[BEGIN Input material]

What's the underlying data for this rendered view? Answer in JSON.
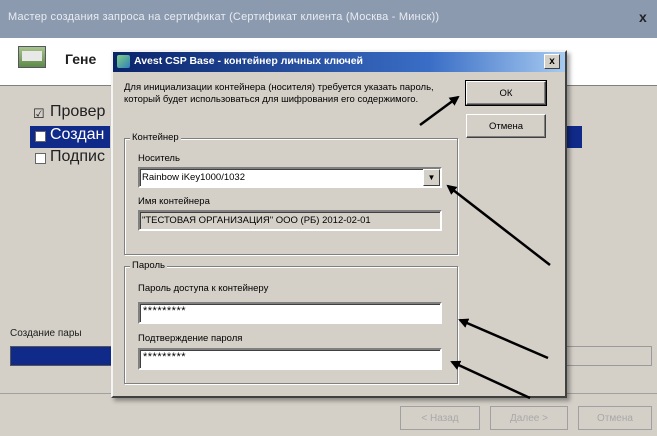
{
  "background_window": {
    "title": "Мастер создания запроса на сертификат (Сертификат клиента (Москва - Минск))",
    "close_label": "x",
    "header_text": "Гене",
    "steps": [
      {
        "label": "Провер",
        "checked": true
      },
      {
        "label": "Создан",
        "checked": false,
        "active": true
      },
      {
        "label": "Подпис",
        "checked": false
      }
    ],
    "progress_label": "Создание пары",
    "buttons": {
      "back": "< Назад",
      "next": "Далее >",
      "cancel": "Отмена"
    }
  },
  "dialog": {
    "title": "Avest CSP Base - контейнер личных ключей",
    "close_label": "x",
    "description": "Для инициализации контейнера (носителя) требуется указать пароль, который будет использоваться для шифрования его содержимого.",
    "ok_label": "ОК",
    "cancel_label": "Отмена",
    "container_group": {
      "label": "Контейнер",
      "carrier_label": "Носитель",
      "carrier_value": "Rainbow iKey1000/1032",
      "name_label": "Имя контейнера",
      "name_value": "\"ТЕСТОВАЯ ОРГАНИЗАЦИЯ\" ООО (РБ) 2012-02-01"
    },
    "password_group": {
      "label": "Пароль",
      "password_label": "Пароль доступа к контейнеру",
      "password_value": "*********",
      "confirm_label": "Подтверждение пароля",
      "confirm_value": "*********"
    }
  },
  "annotation_color": "#000000"
}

[END Input material]

— Stated goal —
Transcribe the entries above verbatim, omitting their pictures.

— Solution —
What's the underlying data for this rendered view? Answer in JSON.
{
  "background_window": {
    "title": "Мастер создания запроса на сертификат (Сертификат клиента (Москва - Минск))",
    "close_label": "x",
    "header_text": "Гене",
    "steps": [
      {
        "label": "Провер",
        "checked": true
      },
      {
        "label": "Создан",
        "checked": false,
        "active": true
      },
      {
        "label": "Подпис",
        "checked": false
      }
    ],
    "progress_label": "Создание пары",
    "buttons": {
      "back": "< Назад",
      "next": "Далее >",
      "cancel": "Отмена"
    }
  },
  "dialog": {
    "title": "Avest CSP Base - контейнер личных ключей",
    "close_label": "x",
    "description": "Для инициализации контейнера (носителя) требуется указать пароль, который будет использоваться для шифрования его содержимого.",
    "ok_label": "ОК",
    "cancel_label": "Отмена",
    "container_group": {
      "label": "Контейнер",
      "carrier_label": "Носитель",
      "carrier_value": "Rainbow iKey1000/1032",
      "name_label": "Имя контейнера",
      "name_value": "\"ТЕСТОВАЯ ОРГАНИЗАЦИЯ\" ООО (РБ) 2012-02-01"
    },
    "password_group": {
      "label": "Пароль",
      "password_label": "Пароль доступа к контейнеру",
      "password_value": "*********",
      "confirm_label": "Подтверждение пароля",
      "confirm_value": "*********"
    }
  },
  "annotation_color": "#000000"
}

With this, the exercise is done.